[STATED GOAL]: Write the next part of the forum thread about the new DND Bank, beginning with the body of NCRCrow's 8 Oct 2005 post that follows the last header.

[DOCUMENT SEGMENT]:
# Has anybody heard about the new DND Bank? I have seen ads?



## NCRCrow (7 Oct 2005)

Any comments or a link would be great!

Crow


----------



## BOSNwife (7 Oct 2005)

Here's the link:
http://www.cdcbanking.com/a/home/homePage.page


----------



## NCRCrow (7 Oct 2005)

Thanks..Have a Happy Thanksgiving

Crow


----------



## Gunner (8 Oct 2005)

If you have access to the DIN, there is a CANFORGEN out on this issue.


----------



## x-grunt (8 Oct 2005)

Does this somehow benefit the CF? Except for the $5 fee, this is pretty much identical to the President's Choice free banking right down to the same interest rates and ATM's. Same people offering it too, it's a subsidiary of the CIBC.

Although I like the idea of CF friendly services, I don't really see any real benefit here for CF members. At least with PC Financial you can get free grocery points and it doesn't cost you $5 a month. 
Did I miss something?


----------



## NCRCrow (8 Oct 2005)

[DATA SEGMENT]:
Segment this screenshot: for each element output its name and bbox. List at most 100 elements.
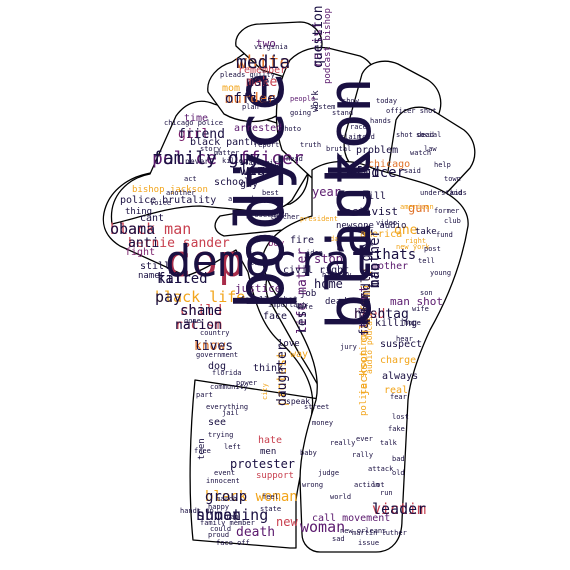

[WRITTEN RESPONSE]:
I do not see the utility of switching over all your pay and allotments over. What a headache and more work for your friendly RMS Staff.

It looks like CIBC with a DND Storefront. 

Might be good for somebody just joining!


----------



## George Wallace (8 Oct 2005)

With my past experiences with CIBC, I am now "turned off".  B of M was much worse, though.   :


----------



## NCRCrow (8 Oct 2005)

GW:

This might be a total shot in the dark.

But did Bank of Montreal used to have a contract with DND as I remember the BOM being in Lahr. (Schwarzwald Strasse-and they had this little Canex)

I remember all the Bases having the good old credit union. 

Most of them closed but Petawawa's. I used to love the Credit Union as they would always give u a loan. (CFB Kingston--payday loans--cost u 5 bucks.)

Dockyard Credit Union had the famous 500 dollar weekender.....

Those were the days!


----------



## Franko (8 Oct 2005)

Here you go.....UNCLASSIFIED:



> CANFORGEN 139/05 ADM(HR-MIL) 067 061803Z SEP 05
> CANADIAN DEFENCE COMMUNITY BANKING
> UNCLASSIFIED
> 
> ...



Hope that helps

Regards


----------



## NCRCrow (8 Oct 2005)

Thanks , I still think its a sham!


----------



## George Wallace (8 Oct 2005)

HFXCrow said:
			
		

> But did Bank of Montreal used to have a contract with DND as I remember the BOM being in Lahr. (Schwarzwald Strasse-and they had this little Canex)


The B of M in Lahr was actually an American Bank who contracted out to B of M (or something along those lines), and wasn't really part of Bank of Montreal; sort of a 'franchise'.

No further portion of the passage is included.